What the task asks:
Pull out every line below containing the word "copy".
== == ==
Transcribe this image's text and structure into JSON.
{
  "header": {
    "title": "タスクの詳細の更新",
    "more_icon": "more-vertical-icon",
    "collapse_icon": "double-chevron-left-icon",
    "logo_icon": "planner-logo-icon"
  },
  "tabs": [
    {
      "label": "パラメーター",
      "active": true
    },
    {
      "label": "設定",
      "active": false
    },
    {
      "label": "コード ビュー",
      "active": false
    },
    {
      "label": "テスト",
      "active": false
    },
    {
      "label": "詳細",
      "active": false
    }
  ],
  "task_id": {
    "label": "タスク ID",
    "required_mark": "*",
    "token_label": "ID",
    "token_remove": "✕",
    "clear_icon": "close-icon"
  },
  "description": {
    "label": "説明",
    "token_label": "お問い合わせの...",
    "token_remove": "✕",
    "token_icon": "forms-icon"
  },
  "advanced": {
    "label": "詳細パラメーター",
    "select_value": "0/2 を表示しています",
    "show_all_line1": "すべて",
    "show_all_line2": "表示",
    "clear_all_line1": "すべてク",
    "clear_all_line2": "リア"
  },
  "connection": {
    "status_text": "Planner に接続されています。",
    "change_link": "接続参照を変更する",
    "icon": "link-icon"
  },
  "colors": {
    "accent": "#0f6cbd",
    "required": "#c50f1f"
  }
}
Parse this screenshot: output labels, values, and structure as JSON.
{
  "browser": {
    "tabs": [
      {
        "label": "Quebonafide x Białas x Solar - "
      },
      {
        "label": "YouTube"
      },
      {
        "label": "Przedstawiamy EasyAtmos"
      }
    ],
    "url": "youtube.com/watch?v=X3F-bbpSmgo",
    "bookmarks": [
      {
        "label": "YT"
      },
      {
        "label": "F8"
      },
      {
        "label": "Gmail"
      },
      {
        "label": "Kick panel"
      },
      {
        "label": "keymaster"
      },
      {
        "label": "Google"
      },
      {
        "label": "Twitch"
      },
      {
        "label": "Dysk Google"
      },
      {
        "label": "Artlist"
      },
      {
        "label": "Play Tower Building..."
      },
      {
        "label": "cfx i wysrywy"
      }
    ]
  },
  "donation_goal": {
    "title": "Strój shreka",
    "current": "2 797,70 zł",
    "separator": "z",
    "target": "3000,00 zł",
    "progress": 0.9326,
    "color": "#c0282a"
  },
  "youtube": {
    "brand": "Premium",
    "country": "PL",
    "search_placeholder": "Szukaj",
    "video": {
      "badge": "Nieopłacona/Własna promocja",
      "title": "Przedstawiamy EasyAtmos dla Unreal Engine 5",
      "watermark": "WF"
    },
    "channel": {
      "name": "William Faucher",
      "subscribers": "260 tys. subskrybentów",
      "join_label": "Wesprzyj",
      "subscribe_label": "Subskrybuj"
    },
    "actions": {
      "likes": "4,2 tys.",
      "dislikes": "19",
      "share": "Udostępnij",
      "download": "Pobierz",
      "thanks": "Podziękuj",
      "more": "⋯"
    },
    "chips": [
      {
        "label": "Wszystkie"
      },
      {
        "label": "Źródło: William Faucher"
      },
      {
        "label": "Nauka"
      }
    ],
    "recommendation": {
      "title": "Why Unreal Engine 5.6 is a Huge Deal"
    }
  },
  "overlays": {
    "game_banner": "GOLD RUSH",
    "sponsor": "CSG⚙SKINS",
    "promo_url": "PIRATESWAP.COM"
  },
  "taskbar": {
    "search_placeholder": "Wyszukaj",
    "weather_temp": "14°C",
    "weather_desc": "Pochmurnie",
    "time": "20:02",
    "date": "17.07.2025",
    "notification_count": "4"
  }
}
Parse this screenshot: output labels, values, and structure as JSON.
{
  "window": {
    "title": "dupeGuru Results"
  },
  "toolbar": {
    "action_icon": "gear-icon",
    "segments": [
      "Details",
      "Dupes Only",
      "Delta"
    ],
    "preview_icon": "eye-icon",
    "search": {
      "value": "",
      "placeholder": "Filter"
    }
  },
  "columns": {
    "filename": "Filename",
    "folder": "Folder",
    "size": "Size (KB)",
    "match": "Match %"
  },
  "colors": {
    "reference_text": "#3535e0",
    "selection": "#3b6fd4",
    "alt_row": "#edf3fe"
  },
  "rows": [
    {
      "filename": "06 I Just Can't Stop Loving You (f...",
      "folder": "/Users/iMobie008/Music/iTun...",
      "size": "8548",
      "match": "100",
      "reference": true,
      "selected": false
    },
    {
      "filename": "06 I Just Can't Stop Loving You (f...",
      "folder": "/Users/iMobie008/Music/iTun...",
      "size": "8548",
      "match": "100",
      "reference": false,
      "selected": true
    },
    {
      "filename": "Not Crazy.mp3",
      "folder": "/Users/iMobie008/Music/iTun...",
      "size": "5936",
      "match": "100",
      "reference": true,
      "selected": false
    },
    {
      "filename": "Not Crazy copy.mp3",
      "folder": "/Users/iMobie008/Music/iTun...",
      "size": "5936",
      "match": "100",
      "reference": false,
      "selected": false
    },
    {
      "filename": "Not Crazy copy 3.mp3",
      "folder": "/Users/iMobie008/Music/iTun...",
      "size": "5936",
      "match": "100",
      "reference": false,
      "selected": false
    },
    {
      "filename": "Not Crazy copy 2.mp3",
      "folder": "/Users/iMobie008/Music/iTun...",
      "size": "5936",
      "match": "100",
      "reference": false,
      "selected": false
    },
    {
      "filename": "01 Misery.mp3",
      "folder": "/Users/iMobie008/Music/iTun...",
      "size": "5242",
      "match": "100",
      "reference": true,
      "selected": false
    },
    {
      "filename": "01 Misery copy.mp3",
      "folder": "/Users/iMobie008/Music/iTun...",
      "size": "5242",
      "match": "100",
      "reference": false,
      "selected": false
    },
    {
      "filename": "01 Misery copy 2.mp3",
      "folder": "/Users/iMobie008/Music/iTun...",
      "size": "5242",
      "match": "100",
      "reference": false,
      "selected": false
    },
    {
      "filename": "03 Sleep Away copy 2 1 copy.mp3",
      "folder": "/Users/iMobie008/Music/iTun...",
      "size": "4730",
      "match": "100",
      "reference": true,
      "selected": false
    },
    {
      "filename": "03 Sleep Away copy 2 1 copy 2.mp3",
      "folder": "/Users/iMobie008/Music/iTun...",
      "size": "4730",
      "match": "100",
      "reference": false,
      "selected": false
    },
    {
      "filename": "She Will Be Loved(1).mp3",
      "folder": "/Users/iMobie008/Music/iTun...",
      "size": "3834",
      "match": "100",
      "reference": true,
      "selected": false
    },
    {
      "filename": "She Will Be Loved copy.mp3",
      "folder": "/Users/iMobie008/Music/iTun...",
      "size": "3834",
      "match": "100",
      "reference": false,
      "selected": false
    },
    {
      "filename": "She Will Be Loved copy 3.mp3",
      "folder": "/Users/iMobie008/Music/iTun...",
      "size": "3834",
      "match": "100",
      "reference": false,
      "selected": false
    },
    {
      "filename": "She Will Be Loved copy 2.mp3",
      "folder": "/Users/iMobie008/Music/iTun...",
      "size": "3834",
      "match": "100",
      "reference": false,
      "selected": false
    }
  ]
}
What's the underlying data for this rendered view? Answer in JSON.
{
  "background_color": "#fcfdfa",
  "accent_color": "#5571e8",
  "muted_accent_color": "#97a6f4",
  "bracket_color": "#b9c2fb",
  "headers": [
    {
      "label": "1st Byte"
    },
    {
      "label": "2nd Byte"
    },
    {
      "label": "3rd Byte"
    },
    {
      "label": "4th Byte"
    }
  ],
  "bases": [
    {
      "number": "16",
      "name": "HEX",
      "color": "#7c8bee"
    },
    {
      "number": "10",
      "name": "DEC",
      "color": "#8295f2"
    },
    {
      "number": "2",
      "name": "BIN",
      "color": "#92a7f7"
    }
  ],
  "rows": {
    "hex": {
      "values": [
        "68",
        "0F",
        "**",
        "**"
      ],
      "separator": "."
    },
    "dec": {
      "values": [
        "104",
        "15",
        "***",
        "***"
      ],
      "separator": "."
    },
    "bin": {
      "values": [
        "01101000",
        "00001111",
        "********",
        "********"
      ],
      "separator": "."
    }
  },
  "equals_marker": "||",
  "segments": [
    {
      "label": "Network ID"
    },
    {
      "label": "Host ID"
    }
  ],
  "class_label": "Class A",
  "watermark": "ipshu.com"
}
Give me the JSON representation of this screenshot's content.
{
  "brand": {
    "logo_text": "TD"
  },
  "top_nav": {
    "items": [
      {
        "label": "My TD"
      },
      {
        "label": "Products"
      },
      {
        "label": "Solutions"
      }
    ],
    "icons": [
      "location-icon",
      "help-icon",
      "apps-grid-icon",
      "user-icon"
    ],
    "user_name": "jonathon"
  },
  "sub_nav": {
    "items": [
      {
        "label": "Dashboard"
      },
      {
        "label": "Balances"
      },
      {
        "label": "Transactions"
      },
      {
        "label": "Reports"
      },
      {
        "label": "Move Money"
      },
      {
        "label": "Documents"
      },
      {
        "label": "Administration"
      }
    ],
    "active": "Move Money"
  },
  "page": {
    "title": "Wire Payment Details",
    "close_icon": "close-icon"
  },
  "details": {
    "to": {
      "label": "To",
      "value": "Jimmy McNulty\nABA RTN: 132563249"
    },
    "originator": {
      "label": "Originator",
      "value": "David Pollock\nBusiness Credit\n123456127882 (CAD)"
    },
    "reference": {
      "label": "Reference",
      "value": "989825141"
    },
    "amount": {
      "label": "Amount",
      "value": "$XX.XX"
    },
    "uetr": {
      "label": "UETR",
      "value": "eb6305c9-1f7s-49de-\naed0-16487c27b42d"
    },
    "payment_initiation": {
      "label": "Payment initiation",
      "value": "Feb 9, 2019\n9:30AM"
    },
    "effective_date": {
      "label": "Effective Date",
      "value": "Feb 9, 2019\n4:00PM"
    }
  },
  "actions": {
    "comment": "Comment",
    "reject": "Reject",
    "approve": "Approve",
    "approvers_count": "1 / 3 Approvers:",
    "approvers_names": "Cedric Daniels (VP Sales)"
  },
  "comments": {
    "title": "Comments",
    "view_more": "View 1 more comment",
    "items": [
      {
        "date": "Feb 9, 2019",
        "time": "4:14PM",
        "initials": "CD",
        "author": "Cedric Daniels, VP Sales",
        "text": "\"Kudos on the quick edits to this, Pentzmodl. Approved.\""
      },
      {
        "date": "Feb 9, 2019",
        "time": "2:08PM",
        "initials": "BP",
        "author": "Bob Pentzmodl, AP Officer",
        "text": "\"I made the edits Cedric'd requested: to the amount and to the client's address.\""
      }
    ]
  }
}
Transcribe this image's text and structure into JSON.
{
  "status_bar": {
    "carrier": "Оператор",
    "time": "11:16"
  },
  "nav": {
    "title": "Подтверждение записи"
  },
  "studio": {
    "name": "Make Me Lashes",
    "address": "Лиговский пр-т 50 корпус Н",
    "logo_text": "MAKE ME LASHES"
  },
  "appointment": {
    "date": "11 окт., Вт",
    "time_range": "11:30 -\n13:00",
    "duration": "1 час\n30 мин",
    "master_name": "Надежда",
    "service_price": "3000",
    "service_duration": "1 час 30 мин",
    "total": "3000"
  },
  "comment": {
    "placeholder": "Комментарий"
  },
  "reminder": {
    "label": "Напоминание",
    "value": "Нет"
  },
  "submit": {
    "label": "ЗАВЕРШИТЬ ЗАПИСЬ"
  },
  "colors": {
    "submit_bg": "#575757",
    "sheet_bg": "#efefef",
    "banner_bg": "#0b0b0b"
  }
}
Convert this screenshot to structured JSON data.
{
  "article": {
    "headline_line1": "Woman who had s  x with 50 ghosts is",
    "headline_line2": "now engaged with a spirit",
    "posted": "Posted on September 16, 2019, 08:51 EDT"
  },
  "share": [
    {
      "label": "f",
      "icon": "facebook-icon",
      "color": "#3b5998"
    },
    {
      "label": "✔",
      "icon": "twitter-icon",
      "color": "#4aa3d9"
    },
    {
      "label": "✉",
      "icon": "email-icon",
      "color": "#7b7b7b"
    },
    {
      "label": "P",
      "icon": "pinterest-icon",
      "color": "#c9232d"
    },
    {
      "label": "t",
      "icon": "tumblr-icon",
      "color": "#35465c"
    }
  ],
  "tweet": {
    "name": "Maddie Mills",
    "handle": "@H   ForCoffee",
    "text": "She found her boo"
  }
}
== == ==
Exercise response:
      "filename": "Not Crazy copy.mp3",
      "filename": "Not Crazy copy 3.mp3",
      "filename": "Not Crazy copy 2.mp3",
      "filename": "01 Misery copy.mp3",
      "filename": "01 Misery copy 2.mp3",
      "filename": "03 Sleep Away copy 2 1 copy.mp3",
      "filename": "03 Sleep Away copy 2 1 copy 2.mp3",
      "filename": "She Will Be Loved copy.mp3",
      "filename": "She Will Be Loved copy 3.mp3",
      "filename": "She Will Be Loved copy 2.mp3",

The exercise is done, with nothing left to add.